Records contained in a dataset

^^^^

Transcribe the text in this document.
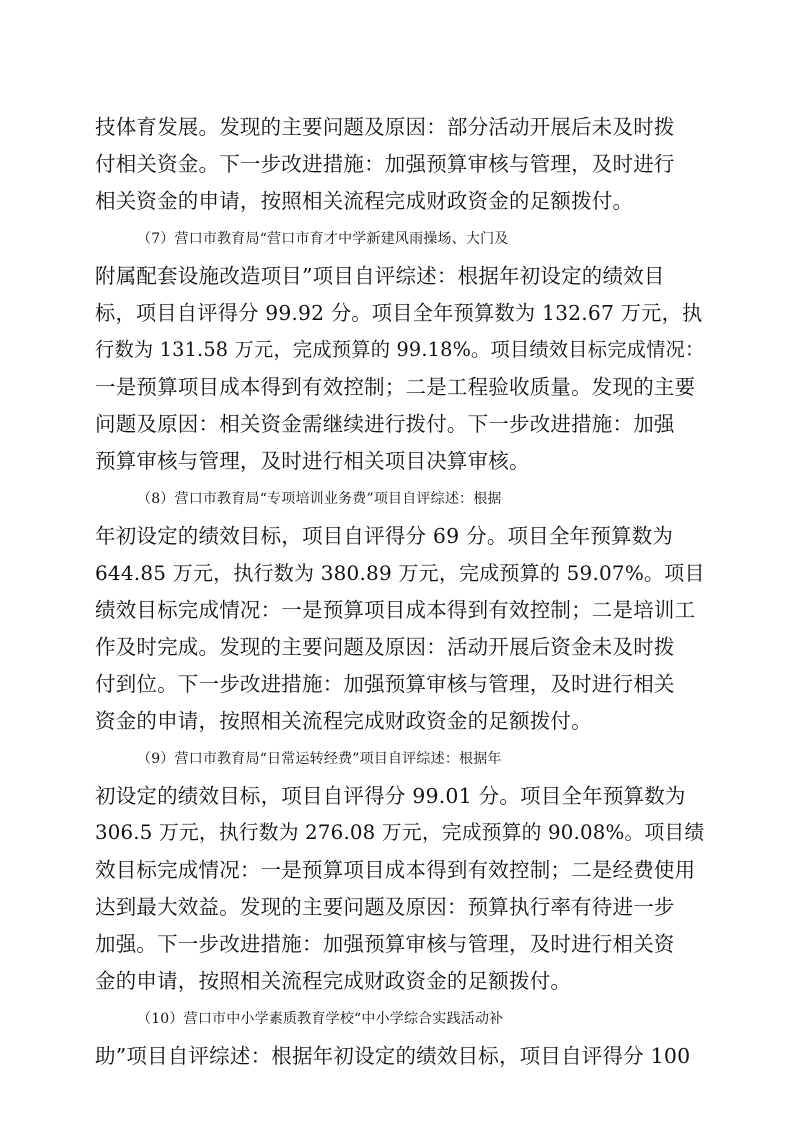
技体育发展。发现的主要问题及原因：部分活动开展后未及时拨
付相关资金。下一步改进措施：加强预算审核与管理，及时进行
相关资金的申请，按照相关流程完成财政资金的足额拨付。
（7）营口市教育局“营口市育才中学新建风雨操场、大门及
附属配套设施改造项目”项目自评综述：根据年初设定的绩效目
标，项目自评得分 99.92 分。项目全年预算数为 132.67 万元，执
行数为 131.58 万元，完成预算的 99.18%。项目绩效目标完成情况：
一是预算项目成本得到有效控制；二是工程验收质量。发现的主要
问题及原因：相关资金需继续进行拨付。下一步改进措施：加强
预算审核与管理，及时进行相关项目决算审核。
（8）营口市教育局“专项培训业务费”项目自评综述：根据
年初设定的绩效目标，项目自评得分 69 分。项目全年预算数为
644.85 万元，执行数为 380.89 万元，完成预算的 59.07%。项目
绩效目标完成情况：一是预算项目成本得到有效控制；二是培训工
作及时完成。发现的主要问题及原因：活动开展后资金未及时拨
付到位。下一步改进措施：加强预算审核与管理，及时进行相关
资金的申请，按照相关流程完成财政资金的足额拨付。
（9）营口市教育局“日常运转经费”项目自评综述：根据年
初设定的绩效目标，项目自评得分 99.01 分。项目全年预算数为
306.5 万元，执行数为 276.08 万元，完成预算的 90.08%。项目绩
效目标完成情况：一是预算项目成本得到有效控制；二是经费使用
达到最大效益。发现的主要问题及原因：预算执行率有待进一步
加强。下一步改进措施：加强预算审核与管理，及时进行相关资
金的申请，按照相关流程完成财政资金的足额拨付。
（10）营口市中小学素质教育学校“中小学综合实践活动补
助”项目自评综述：根据年初设定的绩效目标，项目自评得分 100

^^^^

Directive: Write out every record above exactly as it stands, but leave out the pictures.

Answer to the problem:
Transcribe the text in this document.
技体育发展。发现的主要问题及原因：部分活动开展后未及时拨
付相关资金。下一步改进措施：加强预算审核与管理，及时进行
相关资金的申请，按照相关流程完成财政资金的足额拨付。
（7）营口市教育局“营口市育才中学新建风雨操场、大门及
附属配套设施改造项目”项目自评综述：根据年初设定的绩效目
标，项目自评得分 99.92 分。项目全年预算数为 132.67 万元，执
行数为 131.58 万元，完成预算的 99.18%。项目绩效目标完成情况：
一是预算项目成本得到有效控制；二是工程验收质量。发现的主要
问题及原因：相关资金需继续进行拨付。下一步改进措施：加强
预算审核与管理，及时进行相关项目决算审核。
（8）营口市教育局“专项培训业务费”项目自评综述：根据
年初设定的绩效目标，项目自评得分 69 分。项目全年预算数为
644.85 万元，执行数为 380.89 万元，完成预算的 59.07%。项目
绩效目标完成情况：一是预算项目成本得到有效控制；二是培训工
作及时完成。发现的主要问题及原因：活动开展后资金未及时拨
付到位。下一步改进措施：加强预算审核与管理，及时进行相关
资金的申请，按照相关流程完成财政资金的足额拨付。
（9）营口市教育局“日常运转经费”项目自评综述：根据年
初设定的绩效目标，项目自评得分 99.01 分。项目全年预算数为
306.5 万元，执行数为 276.08 万元，完成预算的 90.08%。项目绩
效目标完成情况：一是预算项目成本得到有效控制；二是经费使用
达到最大效益。发现的主要问题及原因：预算执行率有待进一步
加强。下一步改进措施：加强预算审核与管理，及时进行相关资
金的申请，按照相关流程完成财政资金的足额拨付。
（10）营口市中小学素质教育学校“中小学综合实践活动补
助”项目自评综述：根据年初设定的绩效目标，项目自评得分 100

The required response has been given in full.